Exercise details
In the material below, the lines containing the word "text" are required; copy each of them.
#### Source material ####
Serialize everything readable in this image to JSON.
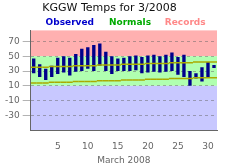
{
  "chart_data": {
    "type": "bar",
    "title": "KGGW Temps for 3/2008",
    "x_label": "March 2008",
    "x": [
      1,
      2,
      3,
      4,
      5,
      6,
      7,
      8,
      9,
      10,
      11,
      12,
      13,
      14,
      15,
      16,
      17,
      18,
      19,
      20,
      21,
      22,
      23,
      24,
      25,
      26,
      27,
      28,
      29,
      30,
      31
    ],
    "series": [
      {
        "type": "bar",
        "color": "#00008b",
        "low": [
          27,
          22,
          18,
          22,
          26,
          28,
          24,
          29,
          30,
          33,
          30,
          37,
          30,
          26,
          30,
          30,
          30,
          31,
          27,
          28,
          29,
          28,
          29,
          30,
          25,
          22,
          10,
          20,
          16,
          22,
          34
        ],
        "high": [
          47,
          39,
          33,
          37,
          48,
          50,
          48,
          53,
          60,
          62,
          65,
          67,
          56,
          50,
          47,
          48,
          50,
          51,
          49,
          51,
          52,
          50,
          52,
          55,
          49,
          52,
          30,
          27,
          35,
          42,
          38
        ]
      },
      {
        "type": "scatter",
        "marker": "line",
        "color": "#aaaa00",
        "low": [
          14,
          14,
          14,
          15,
          15,
          15,
          15,
          16,
          16,
          16,
          16,
          17,
          17,
          17,
          17,
          18,
          18,
          18,
          18,
          19,
          19,
          19,
          19,
          20,
          20,
          20,
          20,
          21,
          21,
          21,
          21
        ],
        "high": [
          35,
          35,
          35,
          36,
          36,
          36,
          36,
          37,
          37,
          37,
          37,
          38,
          38,
          38,
          38,
          39,
          39,
          39,
          39,
          40,
          40,
          40,
          40,
          41,
          41,
          41,
          41,
          42,
          42,
          42,
          42
        ]
      }
    ],
    "bands": [
      {
        "from": 50,
        "to": 85,
        "color": "#ffb0b0"
      },
      {
        "from": 10,
        "to": 50,
        "color": "#b0ffb0"
      },
      {
        "from": -50,
        "to": 10,
        "color": "#c8c8ff"
      }
    ],
    "annotations": [
      {
        "text": "Observed",
        "color": "#0000cc"
      },
      {
        "text": "Normals",
        "color": "#00aa00"
      },
      {
        "text": "Records",
        "color": "#ff8888"
      }
    ],
    "xlim": [
      0.5,
      31.5
    ],
    "xticks": [
      5,
      10,
      15,
      20,
      25,
      30
    ],
    "ylim": [
      -50,
      85
    ],
    "yticks": [
      -30,
      -10,
      10,
      30,
      50,
      70
    ],
    "grid": true
  }
}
####
Solution to the problem
        "text": "Observed",
        "text": "Normals",
        "text": "Records",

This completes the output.